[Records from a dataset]
----

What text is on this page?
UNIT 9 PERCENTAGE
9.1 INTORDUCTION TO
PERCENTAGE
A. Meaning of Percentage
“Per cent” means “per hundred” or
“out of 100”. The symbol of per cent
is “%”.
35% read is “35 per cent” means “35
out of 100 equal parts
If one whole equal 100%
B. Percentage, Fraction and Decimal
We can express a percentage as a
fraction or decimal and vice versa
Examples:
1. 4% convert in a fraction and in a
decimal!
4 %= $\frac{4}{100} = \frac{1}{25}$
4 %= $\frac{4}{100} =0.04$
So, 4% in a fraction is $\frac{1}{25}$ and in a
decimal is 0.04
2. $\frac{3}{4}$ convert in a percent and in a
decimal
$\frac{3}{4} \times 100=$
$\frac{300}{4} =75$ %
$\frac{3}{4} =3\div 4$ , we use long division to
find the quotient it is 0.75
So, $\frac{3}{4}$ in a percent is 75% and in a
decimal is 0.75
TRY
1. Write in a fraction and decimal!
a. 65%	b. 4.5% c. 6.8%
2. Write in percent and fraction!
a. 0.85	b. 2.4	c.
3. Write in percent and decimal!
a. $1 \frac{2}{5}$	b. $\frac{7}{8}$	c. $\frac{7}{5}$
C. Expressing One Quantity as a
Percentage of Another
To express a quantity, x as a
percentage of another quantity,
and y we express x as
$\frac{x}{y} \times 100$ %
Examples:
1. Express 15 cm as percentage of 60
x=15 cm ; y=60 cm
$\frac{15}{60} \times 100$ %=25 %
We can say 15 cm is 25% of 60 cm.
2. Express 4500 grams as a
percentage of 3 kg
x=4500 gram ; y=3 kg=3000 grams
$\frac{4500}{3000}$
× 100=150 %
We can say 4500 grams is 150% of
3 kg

----

Task details: Write out every line of the material again, exactly as it reads.

Result:
What text is on this page?
UNIT 9 PERCENTAGE
9.1 INTORDUCTION TO
PERCENTAGE
A. Meaning of Percentage
“Per cent” means “per hundred” or
“out of 100”. The symbol of per cent
is “%”.
35% read is “35 per cent” means “35
out of 100 equal parts
If one whole equal 100%
B. Percentage, Fraction and Decimal
We can express a percentage as a
fraction or decimal and vice versa
Examples:
1. 4% convert in a fraction and in a
decimal!
4 %= $\frac{4}{100} = \frac{1}{25}$
4 %= $\frac{4}{100} =0.04$
So, 4% in a fraction is $\frac{1}{25}$ and in a
decimal is 0.04
2. $\frac{3}{4}$ convert in a percent and in a
decimal
$\frac{3}{4} \times 100=$
$\frac{300}{4} =75$ %
$\frac{3}{4} =3\div 4$ , we use long division to
find the quotient it is 0.75
So, $\frac{3}{4}$ in a percent is 75% and in a
decimal is 0.75
TRY
1. Write in a fraction and decimal!
a. 65%	b. 4.5% c. 6.8%
2. Write in percent and fraction!
a. 0.85	b. 2.4	c.
3. Write in percent and decimal!
a. $1 \frac{2}{5}$	b. $\frac{7}{8}$	c. $\frac{7}{5}$
C. Expressing One Quantity as a
Percentage of Another
To express a quantity, x as a
percentage of another quantity,
and y we express x as
$\frac{x}{y} \times 100$ %
Examples:
1. Express 15 cm as percentage of 60
x=15 cm ; y=60 cm
$\frac{15}{60} \times 100$ %=25 %
We can say 15 cm is 25% of 60 cm.
2. Express 4500 grams as a
percentage of 3 kg
x=4500 gram ; y=3 kg=3000 grams
$\frac{4500}{3000}$
× 100=150 %
We can say 4500 grams is 150% of
3 kg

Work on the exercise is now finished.